Exercise objective ▸ Update the listing from its first line up to and including the line with "nav-item-video-poker[interactable]: Видео Покеры", changing "new-badge" to "promo-badge" and leaving everything else the same. Return only those lines.

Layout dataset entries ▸
::::

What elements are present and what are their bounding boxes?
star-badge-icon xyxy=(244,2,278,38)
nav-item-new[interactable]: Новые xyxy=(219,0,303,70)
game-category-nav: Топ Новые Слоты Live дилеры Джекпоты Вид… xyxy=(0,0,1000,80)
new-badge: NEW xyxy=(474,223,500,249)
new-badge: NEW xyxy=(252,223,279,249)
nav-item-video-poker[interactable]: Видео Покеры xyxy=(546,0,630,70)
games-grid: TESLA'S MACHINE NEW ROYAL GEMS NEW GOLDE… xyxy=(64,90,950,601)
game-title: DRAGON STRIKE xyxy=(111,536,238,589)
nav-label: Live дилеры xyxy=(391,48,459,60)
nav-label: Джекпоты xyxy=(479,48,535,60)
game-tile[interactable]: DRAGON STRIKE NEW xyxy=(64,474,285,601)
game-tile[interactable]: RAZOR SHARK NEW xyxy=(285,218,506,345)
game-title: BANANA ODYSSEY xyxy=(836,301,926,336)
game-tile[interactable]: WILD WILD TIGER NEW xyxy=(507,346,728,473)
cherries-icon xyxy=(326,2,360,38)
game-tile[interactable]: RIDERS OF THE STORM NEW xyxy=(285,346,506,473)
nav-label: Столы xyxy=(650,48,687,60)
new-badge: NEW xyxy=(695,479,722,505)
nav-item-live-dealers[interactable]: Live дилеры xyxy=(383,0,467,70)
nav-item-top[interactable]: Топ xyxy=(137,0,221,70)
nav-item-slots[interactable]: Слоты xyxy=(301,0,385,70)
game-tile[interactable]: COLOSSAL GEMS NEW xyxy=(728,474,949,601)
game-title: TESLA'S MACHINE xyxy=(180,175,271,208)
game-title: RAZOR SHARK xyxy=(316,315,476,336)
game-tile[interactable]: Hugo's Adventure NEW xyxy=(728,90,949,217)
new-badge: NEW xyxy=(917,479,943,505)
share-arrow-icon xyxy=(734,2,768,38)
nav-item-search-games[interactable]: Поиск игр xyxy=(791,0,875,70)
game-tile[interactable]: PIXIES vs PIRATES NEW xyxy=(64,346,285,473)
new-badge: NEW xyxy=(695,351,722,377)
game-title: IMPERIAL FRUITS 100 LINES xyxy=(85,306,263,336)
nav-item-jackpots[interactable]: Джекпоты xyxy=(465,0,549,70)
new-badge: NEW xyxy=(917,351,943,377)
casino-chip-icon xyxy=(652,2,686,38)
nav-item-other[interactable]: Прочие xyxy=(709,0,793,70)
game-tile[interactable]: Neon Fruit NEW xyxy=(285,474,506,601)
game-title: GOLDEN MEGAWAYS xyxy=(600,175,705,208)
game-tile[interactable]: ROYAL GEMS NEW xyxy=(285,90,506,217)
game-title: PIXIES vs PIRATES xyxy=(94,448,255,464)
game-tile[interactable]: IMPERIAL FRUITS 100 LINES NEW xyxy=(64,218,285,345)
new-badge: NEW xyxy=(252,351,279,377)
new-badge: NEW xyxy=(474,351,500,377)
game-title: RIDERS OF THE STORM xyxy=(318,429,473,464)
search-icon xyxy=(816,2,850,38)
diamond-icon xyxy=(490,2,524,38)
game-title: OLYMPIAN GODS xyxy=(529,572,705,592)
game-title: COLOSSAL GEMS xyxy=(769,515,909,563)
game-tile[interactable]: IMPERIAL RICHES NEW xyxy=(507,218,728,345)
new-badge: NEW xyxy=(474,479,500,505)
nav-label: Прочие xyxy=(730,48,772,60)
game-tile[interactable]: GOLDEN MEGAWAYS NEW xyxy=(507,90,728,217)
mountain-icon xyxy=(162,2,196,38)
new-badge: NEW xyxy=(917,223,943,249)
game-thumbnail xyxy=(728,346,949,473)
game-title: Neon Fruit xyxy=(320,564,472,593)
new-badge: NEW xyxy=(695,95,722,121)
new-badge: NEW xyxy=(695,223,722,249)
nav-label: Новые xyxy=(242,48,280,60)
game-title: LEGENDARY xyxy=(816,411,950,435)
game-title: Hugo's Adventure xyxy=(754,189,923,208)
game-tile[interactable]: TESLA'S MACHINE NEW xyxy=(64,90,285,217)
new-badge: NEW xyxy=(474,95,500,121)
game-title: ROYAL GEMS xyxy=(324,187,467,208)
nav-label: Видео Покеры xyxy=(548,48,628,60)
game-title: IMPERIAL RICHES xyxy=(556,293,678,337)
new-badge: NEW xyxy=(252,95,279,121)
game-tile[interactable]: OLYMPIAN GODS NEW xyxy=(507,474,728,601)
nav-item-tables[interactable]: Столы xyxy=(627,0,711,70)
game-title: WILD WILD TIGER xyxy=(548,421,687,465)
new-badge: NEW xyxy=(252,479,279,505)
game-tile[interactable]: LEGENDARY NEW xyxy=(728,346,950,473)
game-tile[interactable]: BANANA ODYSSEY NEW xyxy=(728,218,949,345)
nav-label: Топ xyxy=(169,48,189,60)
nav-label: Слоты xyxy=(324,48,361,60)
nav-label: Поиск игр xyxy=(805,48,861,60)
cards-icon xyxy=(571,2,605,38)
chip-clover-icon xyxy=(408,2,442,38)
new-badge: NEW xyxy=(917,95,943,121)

::::

The response ▸
What elements are present and what are their bounding boxes?
star-badge-icon xyxy=(244,2,278,38)
nav-item-new[interactable]: Новые xyxy=(219,0,303,70)
game-category-nav: Топ Новые Слоты Live дилеры Джекпоты Вид… xyxy=(0,0,1000,80)
promo-badge: NEW xyxy=(474,223,500,249)
promo-badge: NEW xyxy=(252,223,279,249)
nav-item-video-poker[interactable]: Видео Покеры xyxy=(546,0,630,70)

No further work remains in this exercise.